- **Data extract**

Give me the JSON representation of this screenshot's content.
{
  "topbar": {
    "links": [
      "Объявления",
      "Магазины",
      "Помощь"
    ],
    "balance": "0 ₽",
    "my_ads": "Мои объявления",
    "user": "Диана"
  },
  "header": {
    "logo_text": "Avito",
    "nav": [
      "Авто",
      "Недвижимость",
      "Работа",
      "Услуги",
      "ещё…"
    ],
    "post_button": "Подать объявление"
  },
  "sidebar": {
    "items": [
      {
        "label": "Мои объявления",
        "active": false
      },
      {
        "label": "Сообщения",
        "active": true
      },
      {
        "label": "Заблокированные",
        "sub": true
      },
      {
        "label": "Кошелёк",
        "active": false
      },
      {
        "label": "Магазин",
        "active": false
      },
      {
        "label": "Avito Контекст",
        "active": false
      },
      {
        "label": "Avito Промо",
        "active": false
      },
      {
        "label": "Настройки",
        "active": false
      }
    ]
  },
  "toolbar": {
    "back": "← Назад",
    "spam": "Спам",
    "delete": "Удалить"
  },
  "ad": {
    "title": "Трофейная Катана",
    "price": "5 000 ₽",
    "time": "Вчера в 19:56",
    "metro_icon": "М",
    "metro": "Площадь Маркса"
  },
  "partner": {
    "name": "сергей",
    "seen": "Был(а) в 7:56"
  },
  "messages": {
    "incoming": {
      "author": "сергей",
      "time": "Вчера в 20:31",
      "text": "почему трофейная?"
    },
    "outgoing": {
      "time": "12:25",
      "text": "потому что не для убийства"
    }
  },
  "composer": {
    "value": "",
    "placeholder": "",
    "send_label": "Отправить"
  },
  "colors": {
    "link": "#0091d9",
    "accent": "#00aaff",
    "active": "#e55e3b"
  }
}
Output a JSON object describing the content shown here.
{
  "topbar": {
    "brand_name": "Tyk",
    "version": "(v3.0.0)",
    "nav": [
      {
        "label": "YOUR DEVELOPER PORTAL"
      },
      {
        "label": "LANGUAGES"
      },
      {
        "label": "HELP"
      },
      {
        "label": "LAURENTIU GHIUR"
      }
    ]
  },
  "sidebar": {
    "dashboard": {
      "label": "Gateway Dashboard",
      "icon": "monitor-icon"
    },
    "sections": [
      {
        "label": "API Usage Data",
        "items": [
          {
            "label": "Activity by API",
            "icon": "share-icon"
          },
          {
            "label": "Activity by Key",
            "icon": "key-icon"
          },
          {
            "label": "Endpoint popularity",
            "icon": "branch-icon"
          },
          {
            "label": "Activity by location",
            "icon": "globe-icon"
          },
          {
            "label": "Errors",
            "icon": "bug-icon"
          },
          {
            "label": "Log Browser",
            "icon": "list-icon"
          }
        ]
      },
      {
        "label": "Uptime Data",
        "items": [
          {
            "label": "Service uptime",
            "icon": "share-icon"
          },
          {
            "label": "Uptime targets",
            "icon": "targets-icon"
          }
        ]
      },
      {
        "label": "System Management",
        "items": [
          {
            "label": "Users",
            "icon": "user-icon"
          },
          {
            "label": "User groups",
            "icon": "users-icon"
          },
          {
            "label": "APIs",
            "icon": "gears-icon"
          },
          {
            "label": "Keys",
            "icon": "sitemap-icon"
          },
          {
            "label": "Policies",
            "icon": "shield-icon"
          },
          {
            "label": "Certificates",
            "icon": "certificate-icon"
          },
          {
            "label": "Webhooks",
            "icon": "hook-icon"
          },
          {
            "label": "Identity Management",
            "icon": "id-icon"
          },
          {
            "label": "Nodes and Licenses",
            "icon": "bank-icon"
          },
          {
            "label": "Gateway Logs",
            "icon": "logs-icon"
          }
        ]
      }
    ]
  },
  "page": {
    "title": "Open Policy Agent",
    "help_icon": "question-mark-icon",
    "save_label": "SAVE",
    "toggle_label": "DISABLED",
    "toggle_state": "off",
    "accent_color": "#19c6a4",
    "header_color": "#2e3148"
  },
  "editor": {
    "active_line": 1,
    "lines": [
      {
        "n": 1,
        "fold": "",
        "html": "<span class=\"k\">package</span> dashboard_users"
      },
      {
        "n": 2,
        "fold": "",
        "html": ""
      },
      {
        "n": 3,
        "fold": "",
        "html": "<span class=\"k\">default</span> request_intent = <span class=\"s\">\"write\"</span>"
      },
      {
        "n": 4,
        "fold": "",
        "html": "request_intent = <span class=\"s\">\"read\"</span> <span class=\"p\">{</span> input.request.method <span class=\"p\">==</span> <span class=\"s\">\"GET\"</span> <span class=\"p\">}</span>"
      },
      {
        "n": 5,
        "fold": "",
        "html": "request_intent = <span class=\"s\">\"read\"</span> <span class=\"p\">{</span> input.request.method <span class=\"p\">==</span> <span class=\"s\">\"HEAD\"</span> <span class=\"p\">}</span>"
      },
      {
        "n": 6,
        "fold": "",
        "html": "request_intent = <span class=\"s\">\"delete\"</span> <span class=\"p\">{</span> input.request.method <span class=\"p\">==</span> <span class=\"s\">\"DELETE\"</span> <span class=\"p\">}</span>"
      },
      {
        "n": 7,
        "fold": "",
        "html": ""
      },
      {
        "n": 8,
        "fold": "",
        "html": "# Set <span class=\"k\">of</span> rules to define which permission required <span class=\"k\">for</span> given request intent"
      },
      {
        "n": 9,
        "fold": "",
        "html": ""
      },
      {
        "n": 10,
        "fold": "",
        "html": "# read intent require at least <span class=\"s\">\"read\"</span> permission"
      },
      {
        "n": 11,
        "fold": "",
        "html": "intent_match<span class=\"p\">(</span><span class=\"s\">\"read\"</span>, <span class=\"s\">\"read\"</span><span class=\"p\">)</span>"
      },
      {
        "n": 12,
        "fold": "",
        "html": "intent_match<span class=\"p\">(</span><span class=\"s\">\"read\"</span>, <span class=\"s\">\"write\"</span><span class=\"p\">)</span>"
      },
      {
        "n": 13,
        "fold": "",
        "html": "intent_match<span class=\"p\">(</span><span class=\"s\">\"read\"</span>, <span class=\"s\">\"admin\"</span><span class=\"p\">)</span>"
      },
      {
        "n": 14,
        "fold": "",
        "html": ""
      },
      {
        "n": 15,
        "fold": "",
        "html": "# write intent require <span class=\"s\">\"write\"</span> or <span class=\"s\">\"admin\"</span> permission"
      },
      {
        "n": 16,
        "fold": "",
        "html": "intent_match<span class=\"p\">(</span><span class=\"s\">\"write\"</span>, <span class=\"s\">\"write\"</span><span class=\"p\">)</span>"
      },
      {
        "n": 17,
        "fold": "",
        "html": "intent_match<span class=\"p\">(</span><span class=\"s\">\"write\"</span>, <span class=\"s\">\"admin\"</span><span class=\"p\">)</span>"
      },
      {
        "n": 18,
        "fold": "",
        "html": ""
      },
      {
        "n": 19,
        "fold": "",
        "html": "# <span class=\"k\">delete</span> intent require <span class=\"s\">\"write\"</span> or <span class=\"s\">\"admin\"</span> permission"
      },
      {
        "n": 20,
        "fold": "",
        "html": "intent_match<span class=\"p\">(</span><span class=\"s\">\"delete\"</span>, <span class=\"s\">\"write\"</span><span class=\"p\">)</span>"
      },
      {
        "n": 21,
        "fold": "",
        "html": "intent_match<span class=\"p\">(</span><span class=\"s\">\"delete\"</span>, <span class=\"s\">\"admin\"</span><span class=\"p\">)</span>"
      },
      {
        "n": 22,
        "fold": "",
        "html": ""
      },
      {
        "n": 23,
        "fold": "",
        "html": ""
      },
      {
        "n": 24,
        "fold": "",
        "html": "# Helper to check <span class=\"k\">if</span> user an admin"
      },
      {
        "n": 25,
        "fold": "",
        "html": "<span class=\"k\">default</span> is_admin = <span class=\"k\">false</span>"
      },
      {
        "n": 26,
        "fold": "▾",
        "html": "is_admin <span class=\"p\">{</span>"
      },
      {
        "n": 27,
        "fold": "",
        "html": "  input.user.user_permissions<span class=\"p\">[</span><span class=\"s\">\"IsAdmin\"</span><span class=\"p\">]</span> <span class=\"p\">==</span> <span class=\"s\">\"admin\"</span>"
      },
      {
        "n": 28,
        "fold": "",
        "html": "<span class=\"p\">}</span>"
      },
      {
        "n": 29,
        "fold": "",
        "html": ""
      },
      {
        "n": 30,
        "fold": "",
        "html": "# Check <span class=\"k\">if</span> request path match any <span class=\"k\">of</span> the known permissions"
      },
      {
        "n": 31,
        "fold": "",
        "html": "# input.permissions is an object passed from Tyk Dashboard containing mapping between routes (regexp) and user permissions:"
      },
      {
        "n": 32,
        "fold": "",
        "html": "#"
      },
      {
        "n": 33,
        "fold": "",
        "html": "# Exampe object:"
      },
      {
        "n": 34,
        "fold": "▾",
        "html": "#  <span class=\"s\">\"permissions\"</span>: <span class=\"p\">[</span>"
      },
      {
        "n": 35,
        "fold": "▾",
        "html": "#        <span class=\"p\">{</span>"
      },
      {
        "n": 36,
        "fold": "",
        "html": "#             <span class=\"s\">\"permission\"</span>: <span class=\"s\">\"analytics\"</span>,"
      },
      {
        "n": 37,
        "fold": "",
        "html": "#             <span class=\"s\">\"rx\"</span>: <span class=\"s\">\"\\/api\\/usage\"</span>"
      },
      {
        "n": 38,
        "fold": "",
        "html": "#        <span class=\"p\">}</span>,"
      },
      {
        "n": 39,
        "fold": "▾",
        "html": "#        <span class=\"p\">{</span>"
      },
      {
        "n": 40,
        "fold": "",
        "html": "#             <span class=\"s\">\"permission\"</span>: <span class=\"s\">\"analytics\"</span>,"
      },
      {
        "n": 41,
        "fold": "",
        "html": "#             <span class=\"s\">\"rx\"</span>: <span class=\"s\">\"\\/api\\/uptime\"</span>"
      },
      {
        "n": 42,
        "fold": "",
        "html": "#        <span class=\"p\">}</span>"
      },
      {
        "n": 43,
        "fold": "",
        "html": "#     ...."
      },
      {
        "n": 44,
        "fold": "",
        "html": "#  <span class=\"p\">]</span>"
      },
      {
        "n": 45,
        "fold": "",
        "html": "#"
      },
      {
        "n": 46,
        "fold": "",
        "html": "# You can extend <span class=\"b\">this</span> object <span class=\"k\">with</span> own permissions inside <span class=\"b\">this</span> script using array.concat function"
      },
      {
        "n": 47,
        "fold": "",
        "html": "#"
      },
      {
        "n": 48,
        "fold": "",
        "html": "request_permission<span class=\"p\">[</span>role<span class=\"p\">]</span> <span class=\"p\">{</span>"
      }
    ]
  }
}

- **Stated exercise**
Your task is to pick out every line with the string "title" and copy it.

- **Correct result**
    "title": "Трофейная Катана",
    "title": "Open Policy Agent",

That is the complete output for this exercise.